• SET TASK
How many lines in the records below contain the word "Enthalpy"? Answer with the number alone.

• Rows from a dataset
-----
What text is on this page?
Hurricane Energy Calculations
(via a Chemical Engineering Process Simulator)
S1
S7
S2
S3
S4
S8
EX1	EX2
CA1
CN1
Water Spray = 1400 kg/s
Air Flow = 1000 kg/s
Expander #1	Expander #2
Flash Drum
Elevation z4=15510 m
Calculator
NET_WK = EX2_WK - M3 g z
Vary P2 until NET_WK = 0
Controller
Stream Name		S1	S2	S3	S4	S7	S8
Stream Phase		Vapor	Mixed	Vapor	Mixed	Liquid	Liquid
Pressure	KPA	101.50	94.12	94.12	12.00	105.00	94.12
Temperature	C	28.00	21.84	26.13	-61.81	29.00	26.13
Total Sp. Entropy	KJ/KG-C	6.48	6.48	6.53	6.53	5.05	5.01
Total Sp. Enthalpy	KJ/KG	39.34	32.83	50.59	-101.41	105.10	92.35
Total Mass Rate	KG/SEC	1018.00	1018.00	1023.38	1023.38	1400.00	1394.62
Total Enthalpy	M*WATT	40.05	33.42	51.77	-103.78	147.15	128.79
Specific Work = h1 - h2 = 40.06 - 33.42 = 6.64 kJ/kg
-----
• TASK OUTPUT
2